Supplied entries =>
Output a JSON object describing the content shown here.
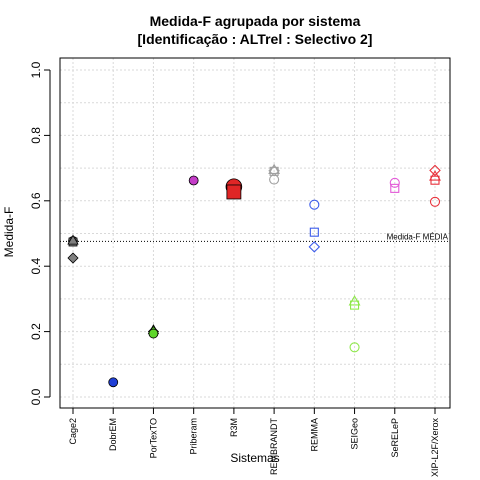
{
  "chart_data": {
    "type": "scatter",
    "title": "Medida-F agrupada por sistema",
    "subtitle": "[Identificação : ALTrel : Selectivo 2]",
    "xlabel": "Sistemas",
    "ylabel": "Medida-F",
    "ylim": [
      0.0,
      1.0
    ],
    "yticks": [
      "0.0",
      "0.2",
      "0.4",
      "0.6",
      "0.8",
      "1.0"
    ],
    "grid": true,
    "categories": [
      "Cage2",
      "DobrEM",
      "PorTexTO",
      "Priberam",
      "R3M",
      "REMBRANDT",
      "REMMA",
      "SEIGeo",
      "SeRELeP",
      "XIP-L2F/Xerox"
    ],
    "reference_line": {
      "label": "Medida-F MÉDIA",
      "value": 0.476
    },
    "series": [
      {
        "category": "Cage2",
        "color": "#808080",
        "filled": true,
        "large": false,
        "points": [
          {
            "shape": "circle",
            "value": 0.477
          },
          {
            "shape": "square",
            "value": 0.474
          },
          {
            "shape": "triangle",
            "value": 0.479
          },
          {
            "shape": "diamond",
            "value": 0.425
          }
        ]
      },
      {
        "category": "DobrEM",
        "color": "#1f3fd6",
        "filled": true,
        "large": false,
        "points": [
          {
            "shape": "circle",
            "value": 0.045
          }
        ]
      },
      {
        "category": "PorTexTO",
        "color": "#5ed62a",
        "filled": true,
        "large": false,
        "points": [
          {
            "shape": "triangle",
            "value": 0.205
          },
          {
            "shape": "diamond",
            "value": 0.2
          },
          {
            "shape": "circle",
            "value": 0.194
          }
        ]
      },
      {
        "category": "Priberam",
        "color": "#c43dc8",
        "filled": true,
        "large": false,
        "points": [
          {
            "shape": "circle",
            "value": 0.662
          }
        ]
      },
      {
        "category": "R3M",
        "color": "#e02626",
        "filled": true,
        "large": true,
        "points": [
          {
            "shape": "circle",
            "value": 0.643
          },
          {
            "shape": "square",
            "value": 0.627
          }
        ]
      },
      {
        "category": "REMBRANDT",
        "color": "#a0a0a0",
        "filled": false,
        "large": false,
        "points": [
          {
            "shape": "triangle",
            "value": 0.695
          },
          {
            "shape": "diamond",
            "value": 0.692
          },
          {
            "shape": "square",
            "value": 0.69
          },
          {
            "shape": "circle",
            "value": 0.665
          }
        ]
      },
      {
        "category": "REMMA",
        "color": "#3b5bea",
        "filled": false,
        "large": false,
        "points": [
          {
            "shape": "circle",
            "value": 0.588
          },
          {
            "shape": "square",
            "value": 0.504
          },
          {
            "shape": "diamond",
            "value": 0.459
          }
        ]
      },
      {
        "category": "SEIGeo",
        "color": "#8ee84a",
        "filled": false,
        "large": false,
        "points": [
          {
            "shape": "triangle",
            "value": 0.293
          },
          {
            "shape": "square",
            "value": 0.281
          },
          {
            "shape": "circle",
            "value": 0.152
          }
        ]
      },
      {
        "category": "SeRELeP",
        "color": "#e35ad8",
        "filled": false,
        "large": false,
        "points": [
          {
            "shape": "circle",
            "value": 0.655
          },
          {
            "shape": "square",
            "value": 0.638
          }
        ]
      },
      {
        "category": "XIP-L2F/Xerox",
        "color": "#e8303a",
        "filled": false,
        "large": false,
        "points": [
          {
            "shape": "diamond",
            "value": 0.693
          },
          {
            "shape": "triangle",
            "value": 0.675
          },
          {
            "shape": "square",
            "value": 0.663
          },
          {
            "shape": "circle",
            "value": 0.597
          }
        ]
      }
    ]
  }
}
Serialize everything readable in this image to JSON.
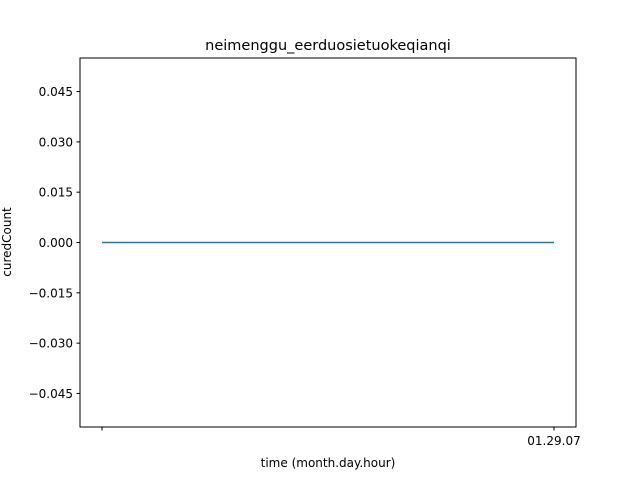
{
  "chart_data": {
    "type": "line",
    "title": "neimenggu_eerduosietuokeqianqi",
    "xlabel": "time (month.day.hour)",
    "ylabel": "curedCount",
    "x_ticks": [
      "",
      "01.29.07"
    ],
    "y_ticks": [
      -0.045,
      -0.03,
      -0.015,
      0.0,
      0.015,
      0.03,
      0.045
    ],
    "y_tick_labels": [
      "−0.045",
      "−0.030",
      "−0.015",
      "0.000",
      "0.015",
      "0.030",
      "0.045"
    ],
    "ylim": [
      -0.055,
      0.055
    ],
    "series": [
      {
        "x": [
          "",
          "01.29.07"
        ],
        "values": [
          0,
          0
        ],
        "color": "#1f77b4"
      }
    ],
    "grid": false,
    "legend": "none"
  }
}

* * *

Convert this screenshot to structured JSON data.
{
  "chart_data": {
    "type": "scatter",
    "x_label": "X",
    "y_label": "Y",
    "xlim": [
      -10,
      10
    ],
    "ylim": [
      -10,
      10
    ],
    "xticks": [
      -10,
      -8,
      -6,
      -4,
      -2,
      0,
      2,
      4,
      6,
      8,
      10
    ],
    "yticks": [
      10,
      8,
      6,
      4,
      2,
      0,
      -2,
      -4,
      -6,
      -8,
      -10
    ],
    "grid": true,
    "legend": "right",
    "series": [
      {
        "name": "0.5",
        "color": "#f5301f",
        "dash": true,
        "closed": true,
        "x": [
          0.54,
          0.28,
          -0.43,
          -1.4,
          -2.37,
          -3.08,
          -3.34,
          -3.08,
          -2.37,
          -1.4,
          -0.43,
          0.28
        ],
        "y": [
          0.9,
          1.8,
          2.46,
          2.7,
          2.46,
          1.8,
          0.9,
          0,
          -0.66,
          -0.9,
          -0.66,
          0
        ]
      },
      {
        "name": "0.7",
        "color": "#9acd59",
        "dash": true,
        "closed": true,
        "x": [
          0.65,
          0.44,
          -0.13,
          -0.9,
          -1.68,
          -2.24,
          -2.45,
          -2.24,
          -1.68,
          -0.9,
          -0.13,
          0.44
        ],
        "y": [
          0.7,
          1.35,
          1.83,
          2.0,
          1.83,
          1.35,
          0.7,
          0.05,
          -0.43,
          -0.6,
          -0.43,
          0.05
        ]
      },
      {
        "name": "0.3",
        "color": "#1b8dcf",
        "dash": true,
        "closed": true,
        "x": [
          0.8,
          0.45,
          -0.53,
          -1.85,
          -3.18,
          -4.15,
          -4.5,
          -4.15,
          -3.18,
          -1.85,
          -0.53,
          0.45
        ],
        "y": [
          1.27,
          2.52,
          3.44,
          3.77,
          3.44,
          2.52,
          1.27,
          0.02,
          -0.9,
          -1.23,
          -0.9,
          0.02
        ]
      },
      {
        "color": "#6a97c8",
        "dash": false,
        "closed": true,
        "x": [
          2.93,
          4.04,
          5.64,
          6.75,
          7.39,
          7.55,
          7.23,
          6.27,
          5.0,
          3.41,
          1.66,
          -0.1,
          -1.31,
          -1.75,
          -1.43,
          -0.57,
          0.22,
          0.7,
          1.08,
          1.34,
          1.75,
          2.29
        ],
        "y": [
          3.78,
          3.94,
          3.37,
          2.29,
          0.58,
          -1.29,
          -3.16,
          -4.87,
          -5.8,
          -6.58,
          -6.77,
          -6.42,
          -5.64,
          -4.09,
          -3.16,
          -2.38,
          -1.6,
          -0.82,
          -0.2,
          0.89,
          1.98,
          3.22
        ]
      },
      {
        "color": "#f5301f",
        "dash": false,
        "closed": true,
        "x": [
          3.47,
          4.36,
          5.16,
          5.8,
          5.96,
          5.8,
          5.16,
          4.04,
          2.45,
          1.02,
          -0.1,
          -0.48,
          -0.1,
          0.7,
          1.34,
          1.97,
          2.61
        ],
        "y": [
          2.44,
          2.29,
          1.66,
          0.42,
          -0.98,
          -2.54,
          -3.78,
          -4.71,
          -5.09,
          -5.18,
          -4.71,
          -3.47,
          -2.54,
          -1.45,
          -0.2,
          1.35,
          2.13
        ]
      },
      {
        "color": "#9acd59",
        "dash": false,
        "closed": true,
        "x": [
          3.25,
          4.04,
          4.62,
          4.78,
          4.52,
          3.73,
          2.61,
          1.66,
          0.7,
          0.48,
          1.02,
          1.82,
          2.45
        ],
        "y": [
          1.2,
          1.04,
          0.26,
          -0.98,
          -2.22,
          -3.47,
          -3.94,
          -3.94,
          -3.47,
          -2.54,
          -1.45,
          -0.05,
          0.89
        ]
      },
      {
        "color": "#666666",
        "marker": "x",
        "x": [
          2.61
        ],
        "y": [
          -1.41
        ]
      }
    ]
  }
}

What is required =>
From the records above, report the count of lines containing "xlabel" and nothing more.

Response for this exercise =>
2